Source data |
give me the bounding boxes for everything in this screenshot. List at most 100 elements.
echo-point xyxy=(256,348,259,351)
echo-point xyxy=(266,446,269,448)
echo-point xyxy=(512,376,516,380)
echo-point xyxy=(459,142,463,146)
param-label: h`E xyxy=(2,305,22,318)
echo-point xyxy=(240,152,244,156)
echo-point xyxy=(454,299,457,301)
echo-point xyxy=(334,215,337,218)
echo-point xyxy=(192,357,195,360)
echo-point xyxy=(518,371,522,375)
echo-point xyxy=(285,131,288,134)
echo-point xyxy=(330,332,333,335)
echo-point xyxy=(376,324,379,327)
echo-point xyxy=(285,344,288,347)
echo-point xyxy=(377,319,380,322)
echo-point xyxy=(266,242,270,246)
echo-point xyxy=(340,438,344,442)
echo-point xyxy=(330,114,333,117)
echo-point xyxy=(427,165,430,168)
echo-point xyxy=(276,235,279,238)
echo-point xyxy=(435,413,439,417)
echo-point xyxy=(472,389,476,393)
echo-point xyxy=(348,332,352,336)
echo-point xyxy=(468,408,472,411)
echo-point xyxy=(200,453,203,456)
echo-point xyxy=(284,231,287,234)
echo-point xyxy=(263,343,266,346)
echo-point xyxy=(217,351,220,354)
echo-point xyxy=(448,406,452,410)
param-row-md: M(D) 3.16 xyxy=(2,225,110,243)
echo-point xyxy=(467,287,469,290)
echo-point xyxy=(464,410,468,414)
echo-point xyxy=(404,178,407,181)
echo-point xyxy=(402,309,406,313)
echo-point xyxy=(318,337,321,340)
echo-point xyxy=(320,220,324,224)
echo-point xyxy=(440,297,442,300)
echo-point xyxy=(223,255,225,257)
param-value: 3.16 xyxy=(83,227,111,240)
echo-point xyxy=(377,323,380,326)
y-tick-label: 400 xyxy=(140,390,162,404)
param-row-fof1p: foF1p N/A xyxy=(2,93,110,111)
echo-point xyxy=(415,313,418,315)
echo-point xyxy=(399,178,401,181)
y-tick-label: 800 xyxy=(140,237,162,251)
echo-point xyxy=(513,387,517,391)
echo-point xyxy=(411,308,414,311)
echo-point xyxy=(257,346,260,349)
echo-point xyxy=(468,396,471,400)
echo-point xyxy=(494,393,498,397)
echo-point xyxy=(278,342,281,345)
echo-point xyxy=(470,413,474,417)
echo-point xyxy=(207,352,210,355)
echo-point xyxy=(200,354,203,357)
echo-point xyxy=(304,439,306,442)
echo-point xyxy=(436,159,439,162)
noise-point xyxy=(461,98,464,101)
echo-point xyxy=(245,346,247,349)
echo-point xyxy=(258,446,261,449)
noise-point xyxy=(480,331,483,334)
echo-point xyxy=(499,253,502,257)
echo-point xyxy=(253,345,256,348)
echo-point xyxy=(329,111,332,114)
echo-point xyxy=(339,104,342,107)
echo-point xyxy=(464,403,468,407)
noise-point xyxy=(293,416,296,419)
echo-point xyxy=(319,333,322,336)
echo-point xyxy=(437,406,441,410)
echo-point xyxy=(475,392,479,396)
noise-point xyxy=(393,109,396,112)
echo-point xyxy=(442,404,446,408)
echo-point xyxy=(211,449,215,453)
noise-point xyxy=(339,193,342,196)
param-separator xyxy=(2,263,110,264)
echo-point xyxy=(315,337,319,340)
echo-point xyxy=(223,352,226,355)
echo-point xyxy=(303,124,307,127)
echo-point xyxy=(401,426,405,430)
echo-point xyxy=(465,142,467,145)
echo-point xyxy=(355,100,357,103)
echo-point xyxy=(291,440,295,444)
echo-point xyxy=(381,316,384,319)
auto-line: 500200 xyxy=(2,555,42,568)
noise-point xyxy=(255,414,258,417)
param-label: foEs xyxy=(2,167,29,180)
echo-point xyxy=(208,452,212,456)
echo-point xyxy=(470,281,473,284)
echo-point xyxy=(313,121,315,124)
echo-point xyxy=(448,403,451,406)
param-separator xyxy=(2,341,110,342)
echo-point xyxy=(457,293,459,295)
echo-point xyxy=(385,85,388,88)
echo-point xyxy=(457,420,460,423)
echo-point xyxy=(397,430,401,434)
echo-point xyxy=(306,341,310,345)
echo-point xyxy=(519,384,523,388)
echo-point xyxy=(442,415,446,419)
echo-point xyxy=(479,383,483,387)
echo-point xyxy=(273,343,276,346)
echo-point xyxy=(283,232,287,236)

Requirements | Rewrite the lines above with "noise-point" replaced by "noise-marker" everywhere it occurs, keeping everything else unchanged.

Written solution |
give me the bounding boxes for everything in this screenshot. List at most 100 elements.
echo-point xyxy=(256,348,259,351)
echo-point xyxy=(266,446,269,448)
echo-point xyxy=(512,376,516,380)
echo-point xyxy=(459,142,463,146)
param-label: h`E xyxy=(2,305,22,318)
echo-point xyxy=(240,152,244,156)
echo-point xyxy=(454,299,457,301)
echo-point xyxy=(334,215,337,218)
echo-point xyxy=(192,357,195,360)
echo-point xyxy=(518,371,522,375)
echo-point xyxy=(285,131,288,134)
echo-point xyxy=(330,332,333,335)
echo-point xyxy=(376,324,379,327)
echo-point xyxy=(285,344,288,347)
echo-point xyxy=(377,319,380,322)
echo-point xyxy=(266,242,270,246)
echo-point xyxy=(340,438,344,442)
echo-point xyxy=(330,114,333,117)
echo-point xyxy=(427,165,430,168)
echo-point xyxy=(276,235,279,238)
echo-point xyxy=(435,413,439,417)
echo-point xyxy=(472,389,476,393)
echo-point xyxy=(348,332,352,336)
echo-point xyxy=(468,408,472,411)
echo-point xyxy=(200,453,203,456)
echo-point xyxy=(284,231,287,234)
echo-point xyxy=(263,343,266,346)
echo-point xyxy=(217,351,220,354)
echo-point xyxy=(448,406,452,410)
param-row-md: M(D) 3.16 xyxy=(2,225,110,243)
echo-point xyxy=(467,287,469,290)
echo-point xyxy=(464,410,468,414)
echo-point xyxy=(404,178,407,181)
echo-point xyxy=(402,309,406,313)
echo-point xyxy=(318,337,321,340)
echo-point xyxy=(320,220,324,224)
echo-point xyxy=(440,297,442,300)
echo-point xyxy=(223,255,225,257)
param-value: 3.16 xyxy=(83,227,111,240)
echo-point xyxy=(377,323,380,326)
y-tick-label: 400 xyxy=(140,390,162,404)
param-row-fof1p: foF1p N/A xyxy=(2,93,110,111)
echo-point xyxy=(415,313,418,315)
echo-point xyxy=(399,178,401,181)
y-tick-label: 800 xyxy=(140,237,162,251)
echo-point xyxy=(513,387,517,391)
echo-point xyxy=(411,308,414,311)
echo-point xyxy=(257,346,260,349)
echo-point xyxy=(468,396,471,400)
echo-point xyxy=(494,393,498,397)
echo-point xyxy=(278,342,281,345)
echo-point xyxy=(470,413,474,417)
echo-point xyxy=(207,352,210,355)
echo-point xyxy=(200,354,203,357)
echo-point xyxy=(304,439,306,442)
echo-point xyxy=(436,159,439,162)
noise-marker xyxy=(461,98,464,101)
echo-point xyxy=(245,346,247,349)
echo-point xyxy=(258,446,261,449)
noise-marker xyxy=(480,331,483,334)
echo-point xyxy=(499,253,502,257)
echo-point xyxy=(253,345,256,348)
echo-point xyxy=(329,111,332,114)
echo-point xyxy=(339,104,342,107)
echo-point xyxy=(464,403,468,407)
noise-marker xyxy=(293,416,296,419)
echo-point xyxy=(319,333,322,336)
echo-point xyxy=(437,406,441,410)
echo-point xyxy=(475,392,479,396)
noise-marker xyxy=(393,109,396,112)
echo-point xyxy=(442,404,446,408)
echo-point xyxy=(211,449,215,453)
noise-marker xyxy=(339,193,342,196)
param-separator xyxy=(2,263,110,264)
echo-point xyxy=(315,337,319,340)
echo-point xyxy=(223,352,226,355)
echo-point xyxy=(303,124,307,127)
echo-point xyxy=(401,426,405,430)
echo-point xyxy=(465,142,467,145)
echo-point xyxy=(355,100,357,103)
echo-point xyxy=(291,440,295,444)
echo-point xyxy=(381,316,384,319)
auto-line: 500200 xyxy=(2,555,42,568)
noise-marker xyxy=(255,414,258,417)
param-label: foEs xyxy=(2,167,29,180)
echo-point xyxy=(208,452,212,456)
echo-point xyxy=(470,281,473,284)
echo-point xyxy=(313,121,315,124)
echo-point xyxy=(448,403,451,406)
param-separator xyxy=(2,341,110,342)
echo-point xyxy=(457,293,459,295)
echo-point xyxy=(385,85,388,88)
echo-point xyxy=(457,420,460,423)
echo-point xyxy=(397,430,401,434)
echo-point xyxy=(306,341,310,345)
echo-point xyxy=(519,384,523,388)
echo-point xyxy=(442,415,446,419)
echo-point xyxy=(479,383,483,387)
echo-point xyxy=(273,343,276,346)
echo-point xyxy=(283,232,287,236)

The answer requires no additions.